**Цель задания**
Пожалуйста, ответьте по тексту об армянской миниатюре на три вопроса:
1. Какая сцена опущена в рукописи, которую описывает начало текста?
2. Какие две греческие рукописи дают наиболее близкие аналогии?
3. Из какой сцены византийского кодекса как бы перенесена фигура Христа в сцене «Воскрешение Лазаря» из Евангелия 1041 года?

**Текст**
========================
Все дальше уходя от первоначального прототипа, мастер этой рукописи кое-что забывает или отбрасывает, что-то принимает из других источников. Так, в сцене «Сошествие во ад» не изображены пророки, попытка воспроизвести позднее одного из них над рамкой говорит о том, что первоначальный образец, принятый в трех более ранних кодексах, был так или иначе известен и этому мастеру. Опущено «Снятие со креста»; тем самым сильнее акцентирована сцена «Распятие», занимающая в этой рукописи целый лист. Как видим, в различных скрипториях Малой Армении и прилегающих к ней областей общий стиль несколько варьировался. В миниатюрах рукописей 1045 и 1041 годов в какой-то мерс оживают элли-низовапные, хотя и сильно переработанные, модели. В кодексе 1057 года они окончательно изживаются, тогда как в Евангелии № 974 на основе их возникают иные приемы и нормы, приводящие к созданию нового художественного образа, который становится достоянием более поздних школ армянской миниатюры. Возможно, что усиление интереса к далеким прототипам (в Евангелиях 1041 и 1045 гг.) на землях Малой Армении следует связывать с кратким расцветом Себастийско-го армянского княжества во время правления сына Сенекерима Арцруни — Давида, вызвавшего оживление деятельности армянских скрипториев и на прилегающих к нему территориях. Не удивительно, что подобная ориентация обусловила и усиление контактов с византийским искусством. Однако, в противоположность наблюдаемому в каппадокийских росписях, в армянских рукописях это сказалось лишь в иконографии, и то преимущественно в рукописи 1041 года. Но и здесь мастер включает в привычные для него схемы только отдельные детали. Некоторые же стилистические параллели если и прослеживаются, то с более ранними греческими рукописями. Наиболее близкие аналогии дает Хлудовская псалтирь и Гомилии Григория Назианзина (Париж, гр. 510), хотя иллюстрации последнего и отличает значительно более высокое качество исполнения. Фигура Христа в сцене «Воскрешение Лазаря» из Евангелия 1041 года кажется как бы перенесенной из сцены «Искушение Христа» этого знаменитого византийского кодекса, несмотря на то, что мастер исполнил ее в своей манере. Сходство подчеркивает и трактовка лика (вплоть до повтора пряди волос, спадающей на середину лба), хотя в армянской миниатюре сильнее выявлен восточный тип. Некоторую перекличку образов можно отметить и в других сценах.
========================
**Исходный материал**
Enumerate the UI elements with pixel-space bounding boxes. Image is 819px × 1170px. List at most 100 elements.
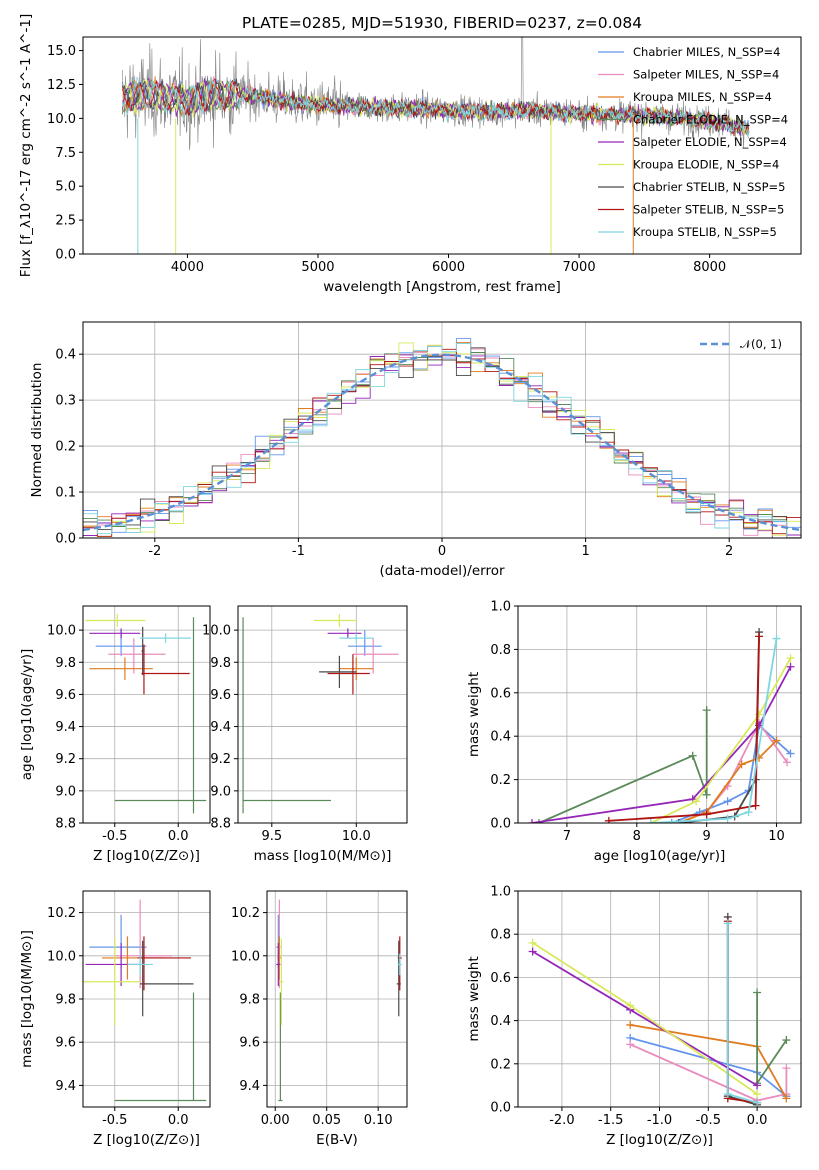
========================
**Решение задания**
1. «Снятие со креста».
2. Хлудовская псалтирь и Гомилии Григория Назианзина (Париж, гр. 510).
3. Из сцены «Искушение Христа».